Dataset entries:
^^^^^^^^^^^^^^^^

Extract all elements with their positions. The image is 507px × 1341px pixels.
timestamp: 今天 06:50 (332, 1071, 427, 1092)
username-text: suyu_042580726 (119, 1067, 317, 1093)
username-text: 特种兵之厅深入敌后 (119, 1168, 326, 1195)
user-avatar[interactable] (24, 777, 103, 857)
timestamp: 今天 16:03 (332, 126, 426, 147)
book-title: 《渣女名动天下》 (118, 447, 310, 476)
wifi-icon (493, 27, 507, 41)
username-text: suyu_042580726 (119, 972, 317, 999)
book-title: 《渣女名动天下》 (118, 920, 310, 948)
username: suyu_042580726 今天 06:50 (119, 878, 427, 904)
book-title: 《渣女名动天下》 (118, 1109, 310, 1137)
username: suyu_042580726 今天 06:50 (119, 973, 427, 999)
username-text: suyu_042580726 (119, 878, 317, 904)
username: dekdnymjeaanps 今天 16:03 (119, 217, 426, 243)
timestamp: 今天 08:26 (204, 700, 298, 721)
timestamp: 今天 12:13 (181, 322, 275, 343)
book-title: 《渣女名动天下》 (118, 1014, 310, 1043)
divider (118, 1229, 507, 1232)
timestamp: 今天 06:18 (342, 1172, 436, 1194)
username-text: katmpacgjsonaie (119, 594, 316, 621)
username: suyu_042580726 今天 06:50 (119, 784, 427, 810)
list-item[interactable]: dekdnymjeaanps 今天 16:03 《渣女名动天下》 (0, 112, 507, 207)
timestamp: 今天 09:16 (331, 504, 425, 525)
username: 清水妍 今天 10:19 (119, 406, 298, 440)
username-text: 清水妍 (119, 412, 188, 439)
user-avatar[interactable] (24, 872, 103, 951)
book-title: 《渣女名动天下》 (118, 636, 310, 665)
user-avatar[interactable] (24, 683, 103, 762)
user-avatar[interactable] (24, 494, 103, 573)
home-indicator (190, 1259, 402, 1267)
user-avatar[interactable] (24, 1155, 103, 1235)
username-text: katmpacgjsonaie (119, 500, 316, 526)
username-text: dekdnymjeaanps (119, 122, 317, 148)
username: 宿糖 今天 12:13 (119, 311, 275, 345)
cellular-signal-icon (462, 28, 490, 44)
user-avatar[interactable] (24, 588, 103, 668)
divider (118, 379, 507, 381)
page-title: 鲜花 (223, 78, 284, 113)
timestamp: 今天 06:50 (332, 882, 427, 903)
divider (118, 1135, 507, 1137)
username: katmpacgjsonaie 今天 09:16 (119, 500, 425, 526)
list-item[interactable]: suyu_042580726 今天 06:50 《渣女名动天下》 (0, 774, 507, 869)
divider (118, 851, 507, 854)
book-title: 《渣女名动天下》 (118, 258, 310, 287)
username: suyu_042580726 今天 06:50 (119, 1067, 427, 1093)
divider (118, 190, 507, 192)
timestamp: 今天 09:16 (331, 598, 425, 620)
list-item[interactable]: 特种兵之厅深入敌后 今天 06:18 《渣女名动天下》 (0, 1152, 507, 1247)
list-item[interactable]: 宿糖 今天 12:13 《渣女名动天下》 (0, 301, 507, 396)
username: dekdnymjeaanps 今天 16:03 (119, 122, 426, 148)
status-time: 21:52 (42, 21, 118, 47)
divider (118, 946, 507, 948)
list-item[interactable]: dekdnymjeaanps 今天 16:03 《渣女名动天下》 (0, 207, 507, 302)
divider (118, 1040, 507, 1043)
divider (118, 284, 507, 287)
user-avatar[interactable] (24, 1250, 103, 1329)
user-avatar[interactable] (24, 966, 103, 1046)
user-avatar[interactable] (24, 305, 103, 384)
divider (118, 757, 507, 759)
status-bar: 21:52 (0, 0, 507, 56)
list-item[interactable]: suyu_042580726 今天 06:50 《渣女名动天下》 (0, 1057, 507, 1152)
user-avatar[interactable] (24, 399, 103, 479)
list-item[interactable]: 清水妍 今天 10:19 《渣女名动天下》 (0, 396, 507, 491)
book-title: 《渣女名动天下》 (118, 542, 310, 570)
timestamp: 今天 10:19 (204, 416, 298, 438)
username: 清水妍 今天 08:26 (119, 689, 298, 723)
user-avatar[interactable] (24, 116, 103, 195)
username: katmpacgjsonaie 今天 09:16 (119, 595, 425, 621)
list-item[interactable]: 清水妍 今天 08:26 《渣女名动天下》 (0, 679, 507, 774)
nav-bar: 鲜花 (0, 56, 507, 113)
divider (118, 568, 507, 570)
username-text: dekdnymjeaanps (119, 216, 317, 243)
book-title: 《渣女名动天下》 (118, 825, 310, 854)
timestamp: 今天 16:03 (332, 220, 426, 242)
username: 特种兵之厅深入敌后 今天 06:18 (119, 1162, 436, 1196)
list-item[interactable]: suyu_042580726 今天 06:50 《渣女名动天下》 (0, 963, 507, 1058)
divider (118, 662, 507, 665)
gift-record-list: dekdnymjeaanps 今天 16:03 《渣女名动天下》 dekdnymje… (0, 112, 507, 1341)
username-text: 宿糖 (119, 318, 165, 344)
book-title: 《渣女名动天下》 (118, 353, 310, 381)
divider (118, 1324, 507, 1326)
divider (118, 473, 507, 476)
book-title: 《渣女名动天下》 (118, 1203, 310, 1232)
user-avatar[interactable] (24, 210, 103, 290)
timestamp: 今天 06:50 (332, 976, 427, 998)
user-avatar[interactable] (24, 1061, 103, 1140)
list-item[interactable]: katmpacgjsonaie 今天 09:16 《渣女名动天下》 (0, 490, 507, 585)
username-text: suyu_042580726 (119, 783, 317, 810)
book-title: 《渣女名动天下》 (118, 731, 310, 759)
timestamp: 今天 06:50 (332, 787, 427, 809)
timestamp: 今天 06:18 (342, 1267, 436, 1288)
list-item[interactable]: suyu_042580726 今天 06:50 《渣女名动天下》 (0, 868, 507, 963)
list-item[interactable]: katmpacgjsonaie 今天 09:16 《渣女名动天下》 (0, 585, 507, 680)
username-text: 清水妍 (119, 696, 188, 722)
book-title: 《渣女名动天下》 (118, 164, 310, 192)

^^^^^^^^^^^^^^^^

Exercise instructions:
Rewrite the records from the start through the line with "username: suyu_042580726 今天 06:50 (119, 973, 427, 999)", changing "book-title" to "novel-title" and leaving everything else unchanged.

Expected answer:
Extract all elements with their positions. The image is 507px × 1341px pixels.
timestamp: 今天 06:50 (332, 1071, 427, 1092)
username-text: suyu_042580726 (119, 1067, 317, 1093)
username-text: 特种兵之厅深入敌后 (119, 1168, 326, 1195)
user-avatar[interactable] (24, 777, 103, 857)
timestamp: 今天 16:03 (332, 126, 426, 147)
novel-title: 《渣女名动天下》 (118, 447, 310, 476)
wifi-icon (493, 27, 507, 41)
username-text: suyu_042580726 (119, 972, 317, 999)
novel-title: 《渣女名动天下》 (118, 920, 310, 948)
username: suyu_042580726 今天 06:50 (119, 878, 427, 904)
novel-title: 《渣女名动天下》 (118, 1109, 310, 1137)
username: suyu_042580726 今天 06:50 (119, 973, 427, 999)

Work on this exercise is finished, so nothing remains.